# amber paint



## whiteb14 (Jul 7, 2002)

does anyone know where to aquire transparent amber paint?


----------



## Guest (May 20, 2003)

i've seen some amber "stained glass" paint...i used the red to do my rear taillights...sorry don't remember the brand but i think testors makes some...maybe try krylon...
bonnie


----------



## sethwas (Apr 30, 2002)

Hobby shops. (r/c car, plane, and model kits type stuff)

Seth


----------



## MP2050 (May 1, 2002)

Yeah testors should have one if not then just go to a hobby shop or even Home Depot and check out wut they got....

Def. go all amber man-- then the car will really come together nicely....


----------



## whiteb14 (Jul 7, 2002)

MP2050 said:


> *Yeah testors should have one if not then just go to a hobby shop or even Home Depot and check out wut they got....
> 
> Def. go all amber man-- then the car will really come together nicely.... *


ive tried numerous hobby shops and even home depot and no luck as of yet but i WILL NOT give up.


----------



## sethwas (Apr 30, 2002)

http://www.testors.com/catalog_item.asp?itemNbr=1036
http://www.testors.com/catalog_item.asp?itemNbr=973
http://www.testors.com/catalog_item.asp?itemNbr=1267

Seth


----------



## whiteb14 (Jul 7, 2002)

ive seen those seth... thanks! but how would i spray these paints?


----------



## sethwas (Apr 30, 2002)

Airbrush.
You aren't going to find it in a can form.

Seth


----------



## Mo' (Nov 19, 2002)

I bought mine at Michael's (the Crafting store) and it was about $5. Good luck!!


----------



## whiteb14 (Jul 7, 2002)

Mo' said:


> *I bought mine at Michael's (the Crafting store) and it was about $5. Good luck!! *


and it was transparent??


----------



## go4broke44 (Jan 14, 2003)

whiteb14, what do you intend on doing with this amber paint?


----------



## whiteb14 (Jul 7, 2002)

paint the lens of my corners to look like the all amber jdm ones.


----------
· · ·
- YOUR OBJECTIVE
Reproduce the forum thread about amber paint in full, word for word. The listing has no connection to the forum thread about amber paint.

(Element box annotations)
· · ·
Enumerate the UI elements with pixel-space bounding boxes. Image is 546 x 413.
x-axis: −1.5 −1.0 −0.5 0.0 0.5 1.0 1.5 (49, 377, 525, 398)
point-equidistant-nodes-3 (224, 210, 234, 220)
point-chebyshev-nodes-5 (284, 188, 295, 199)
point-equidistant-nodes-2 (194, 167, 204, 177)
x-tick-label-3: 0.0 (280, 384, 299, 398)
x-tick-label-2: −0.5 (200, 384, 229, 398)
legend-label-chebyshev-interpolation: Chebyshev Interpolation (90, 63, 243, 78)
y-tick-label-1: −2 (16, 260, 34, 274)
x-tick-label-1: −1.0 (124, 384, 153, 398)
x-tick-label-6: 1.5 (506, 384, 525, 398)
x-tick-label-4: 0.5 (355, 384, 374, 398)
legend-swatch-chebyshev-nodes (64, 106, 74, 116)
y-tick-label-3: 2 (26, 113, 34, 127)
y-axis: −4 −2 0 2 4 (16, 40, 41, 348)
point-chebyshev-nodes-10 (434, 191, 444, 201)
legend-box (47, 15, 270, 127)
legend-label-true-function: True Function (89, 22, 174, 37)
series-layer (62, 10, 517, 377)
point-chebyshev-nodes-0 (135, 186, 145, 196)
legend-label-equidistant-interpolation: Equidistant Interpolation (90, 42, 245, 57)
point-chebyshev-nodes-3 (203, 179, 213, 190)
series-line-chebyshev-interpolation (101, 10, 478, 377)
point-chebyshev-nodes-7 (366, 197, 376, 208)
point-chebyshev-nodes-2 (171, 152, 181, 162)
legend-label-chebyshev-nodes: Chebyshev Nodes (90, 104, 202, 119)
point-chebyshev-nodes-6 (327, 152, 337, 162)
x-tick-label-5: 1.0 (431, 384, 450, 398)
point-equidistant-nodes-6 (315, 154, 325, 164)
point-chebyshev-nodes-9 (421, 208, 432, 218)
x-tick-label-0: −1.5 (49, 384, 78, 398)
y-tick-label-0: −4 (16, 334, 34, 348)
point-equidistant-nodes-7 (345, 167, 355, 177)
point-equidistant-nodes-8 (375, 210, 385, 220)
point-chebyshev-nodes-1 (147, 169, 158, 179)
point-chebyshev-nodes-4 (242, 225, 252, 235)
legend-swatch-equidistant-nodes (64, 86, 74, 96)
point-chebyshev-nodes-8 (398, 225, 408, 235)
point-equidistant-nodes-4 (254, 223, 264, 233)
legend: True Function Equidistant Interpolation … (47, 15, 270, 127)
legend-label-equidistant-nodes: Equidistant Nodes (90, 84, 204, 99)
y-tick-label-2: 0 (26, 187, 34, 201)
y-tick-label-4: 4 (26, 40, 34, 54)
· · ·
- PROBLEM SOLUTION
# amber paint



## whiteb14 (Jul 7, 2002)

does anyone know where to aquire transparent amber paint?


----------



## Guest (May 20, 2003)

i've seen some amber "stained glass" paint...i used the red to do my rear taillights...sorry don't remember the brand but i think testors makes some...maybe try krylon...
bonnie


----------



## sethwas (Apr 30, 2002)

Hobby shops. (r/c car, plane, and model kits type stuff)

Seth


----------



## MP2050 (May 1, 2002)

Yeah testors should have one if not then just go to a hobby shop or even Home Depot and check out wut they got....

Def. go all amber man-- then the car will really come together nicely....


----------



## whiteb14 (Jul 7, 2002)

MP2050 said:


> *Yeah testors should have one if not then just go to a hobby shop or even Home Depot and check out wut they got....
> 
> Def. go all amber man-- then the car will really come together nicely.... *


ive tried numerous hobby shops and even home depot and no luck as of yet but i WILL NOT give up.


----------



## sethwas (Apr 30, 2002)

http://www.testors.com/catalog_item.asp?itemNbr=1036
http://www.testors.com/catalog_item.asp?itemNbr=973
http://www.testors.com/catalog_item.asp?itemNbr=1267

Seth


----------



## whiteb14 (Jul 7, 2002)

ive seen those seth... thanks! but how would i spray these paints?


----------



## sethwas (Apr 30, 2002)

Airbrush.
You aren't going to find it in a can form.

Seth


----------



## Mo' (Nov 19, 2002)

I bought mine at Michael's (the Crafting store) and it was about $5. Good luck!!


----------



## whiteb14 (Jul 7, 2002)

Mo' said:


> *I bought mine at Michael's (the Crafting store) and it was about $5. Good luck!! *


and it was transparent??


----------



## go4broke44 (Jan 14, 2003)

whiteb14, what do you intend on doing with this amber paint?


----------



## whiteb14 (Jul 7, 2002)

paint the lens of my corners to look like the all amber jdm ones.


----------